(Available data):
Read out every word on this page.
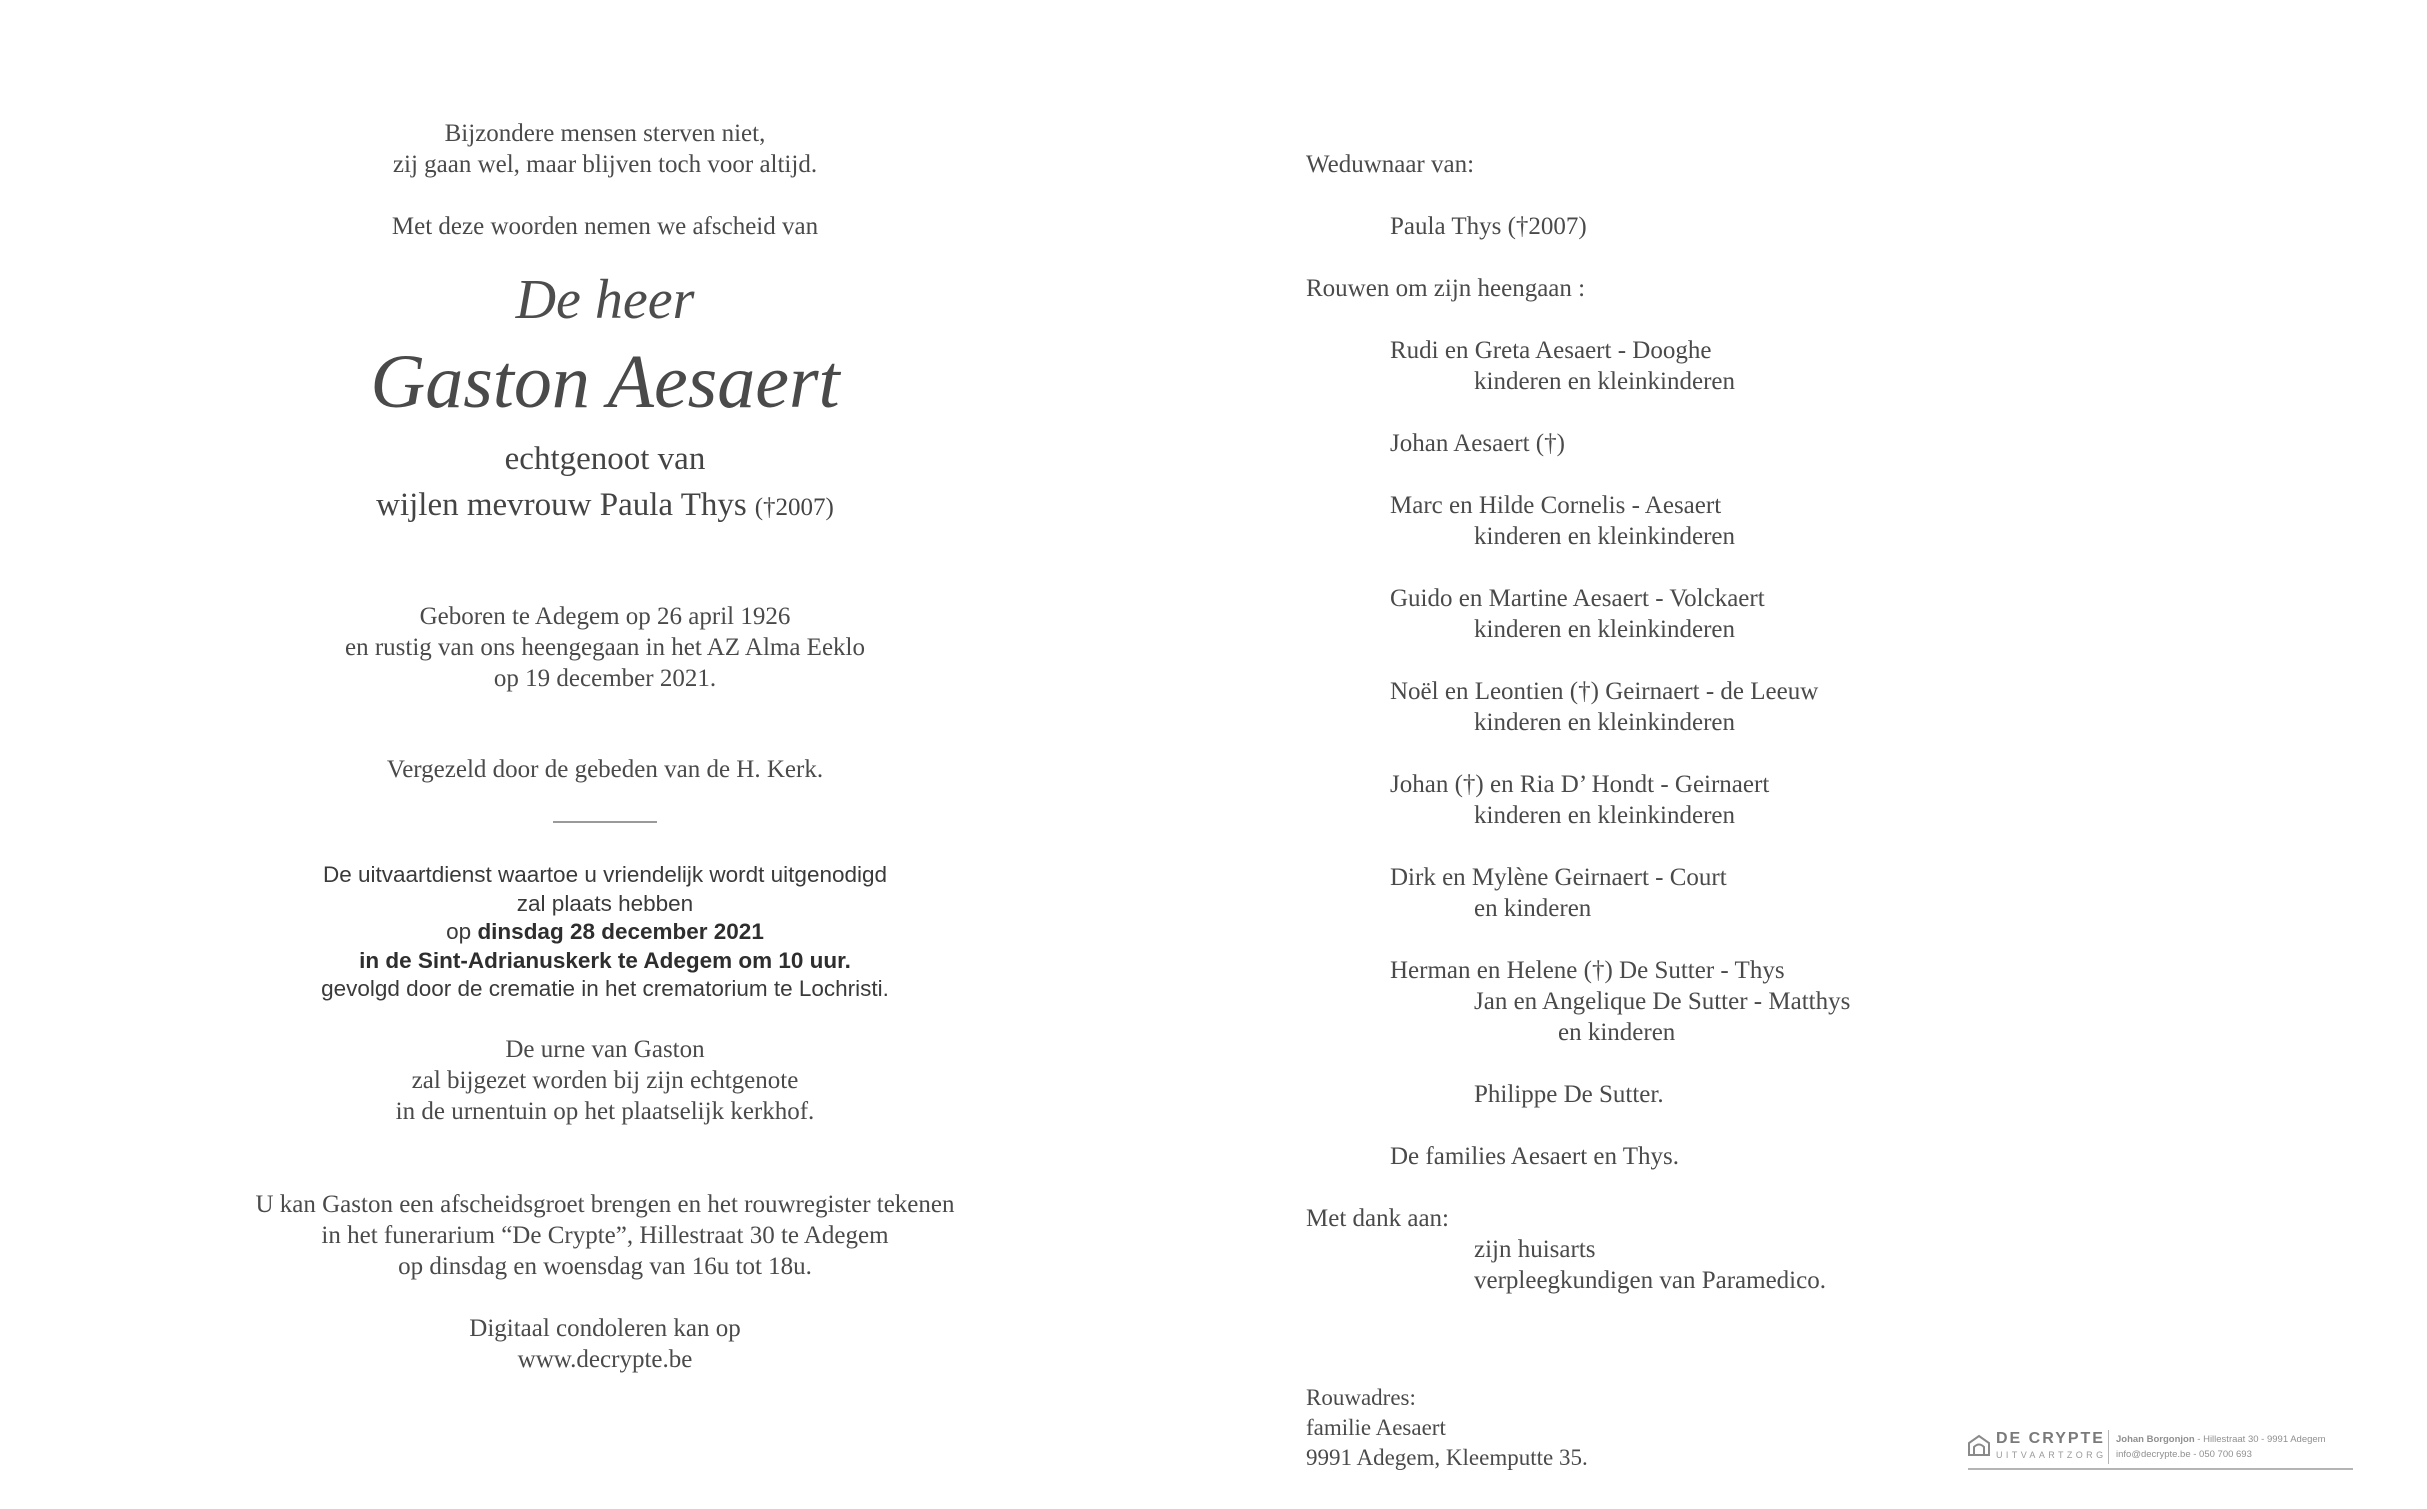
Bijzondere mensen sterven niet,

zij gaan wel, maar blijven toch voor altijd.

Met deze woorden nemen we afscheid van

De heer

Gaston Aesaert

echtgenoot van

wijlen mevrouw Paula Thys (†2007)

Geboren te Adegem op 26 april 1926

en rustig van ons heengegaan in het AZ Alma Eeklo

op 19 december 2021.

Vergezeld door de gebeden van de H. Kerk.

De uitvaartdienst waartoe u vriendelijk wordt uitgenodigd

zal plaats hebben

op dinsdag 28 december 2021

in de Sint-Adrianuskerk te Adegem om 10 uur.

gevolgd door de crematie in het crematorium te Lochristi.

De urne van Gaston

zal bijgezet worden bij zijn echtgenote

in de urnentuin op het plaatselijk kerkhof.

U kan Gaston een afscheidsgroet brengen en het rouwregister tekenen

in het funerarium “De Crypte”, Hillestraat 30 te Adegem

op dinsdag en woensdag van 16u tot 18u.

Digitaal condoleren kan op

www.decrypte.be

Weduwnaar van:
Paula Thys (†2007)
Rouwen om zijn heengaan :
Rudi en Greta Aesaert - Dooghe
kinderen en kleinkinderen
Johan Aesaert (†)
Marc en Hilde Cornelis - Aesaert
kinderen en kleinkinderen
Guido en Martine Aesaert - Volckaert
kinderen en kleinkinderen
Noël en Leontien (†) Geirnaert - de Leeuw
kinderen en kleinkinderen
Johan (†) en Ria D’ Hondt - Geirnaert
kinderen en kleinkinderen
Dirk en Mylène Geirnaert - Court
en kinderen
Herman en Helene (†) De Sutter - Thys
Jan en Angelique De Sutter - Matthys
en kinderen
Philippe De Sutter.
De families Aesaert en Thys.
Met dank aan:
zijn huisarts
verpleegkundigen van Paramedico.
Rouwadres:
familie Aesaert
9991 Adegem, Kleemputte 35.
DE CRYPTE
UITVAARTZORG
Johan Borgonjon - Hillestraat 30 - 9991 Adegem
info@decrypte.be - 050 700 693
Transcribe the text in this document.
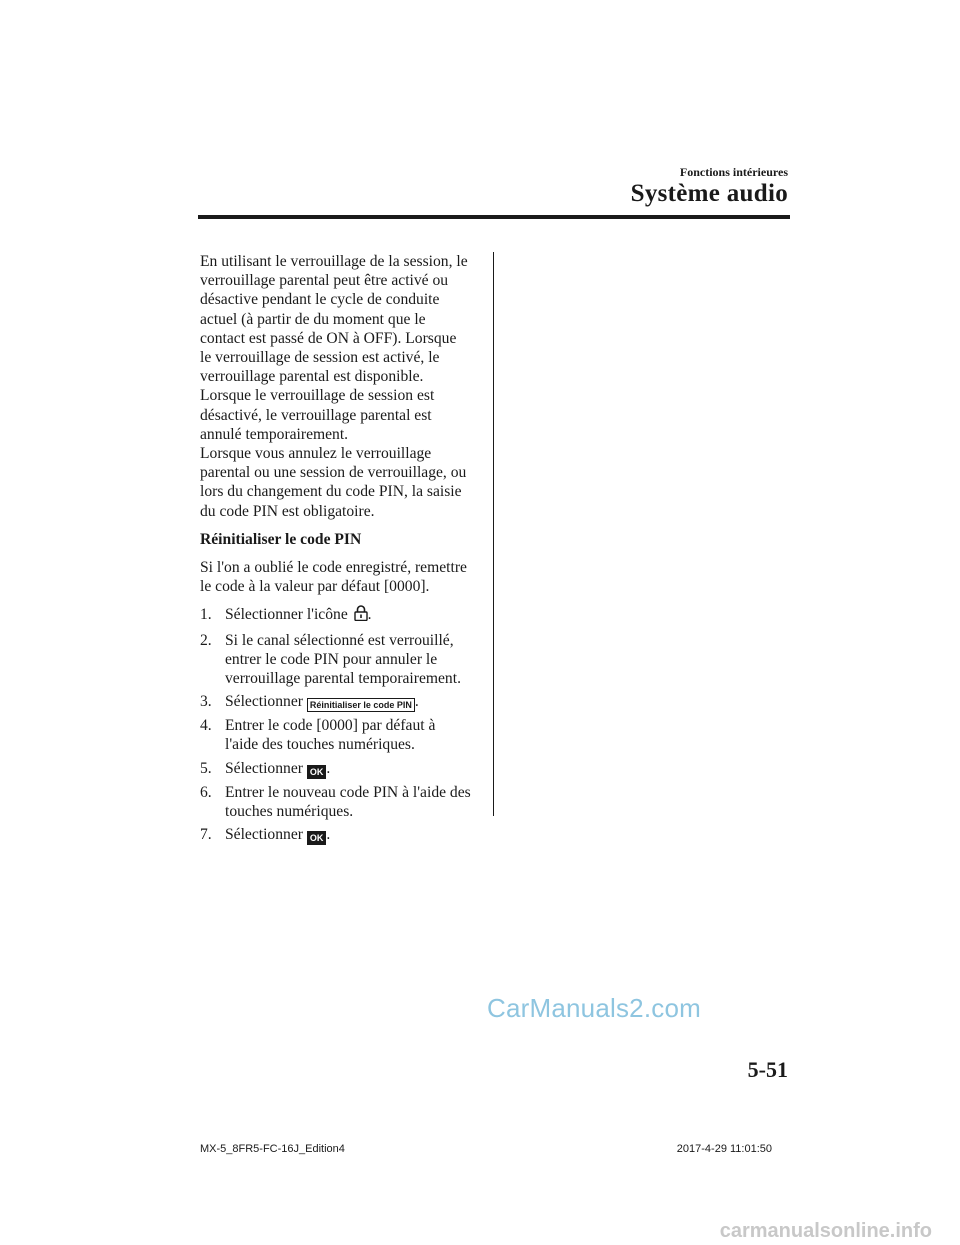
Fonctions intérieures
Système audio
En utilisant le verrouillage de la session, le
verrouillage parental peut être activé ou
désactive pendant le cycle de conduite
actuel (à partir de du moment que le
contact est passé de ON à OFF). Lorsque
le verrouillage de session est activé, le
verrouillage parental est disponible.
Lorsque le verrouillage de session est
désactivé, le verrouillage parental est
annulé temporairement.
Lorsque vous annulez le verrouillage
parental ou une session de verrouillage, ou
lors du changement du code PIN, la saisie
du code PIN est obligatoire.
Réinitialiser le code PIN
Si l'on a oublié le code enregistré, remettre
le code à la valeur par défaut [0000].
1. Sélectionner l'icône .
2. Si le canal sélectionné est verrouillé,
entrer le code PIN pour annuler le
verrouillage parental temporairement.
3. Sélectionner Réinitialiser le code PIN .
4. Entrer le code [0000] par défaut à
l'aide des touches numériques.
5. Sélectionner OK .
6. Entrer le nouveau code PIN à l'aide des
touches numériques.
7. Sélectionner OK .
CarManuals2.com
5-51
MX-5_8FR5-FC-16J_Edition4	2017-4-29 11:01:50
carmanualsonline.info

(Exercise details):
Read the entries and show each line that mentions "Aesaert".

(Exercise answer):
Gaston Aesaert
Rudi en Greta Aesaert - Dooghe
Johan Aesaert (†)
Marc en Hilde Cornelis - Aesaert
Guido en Martine Aesaert - Volckaert
De families Aesaert en Thys.
familie Aesaert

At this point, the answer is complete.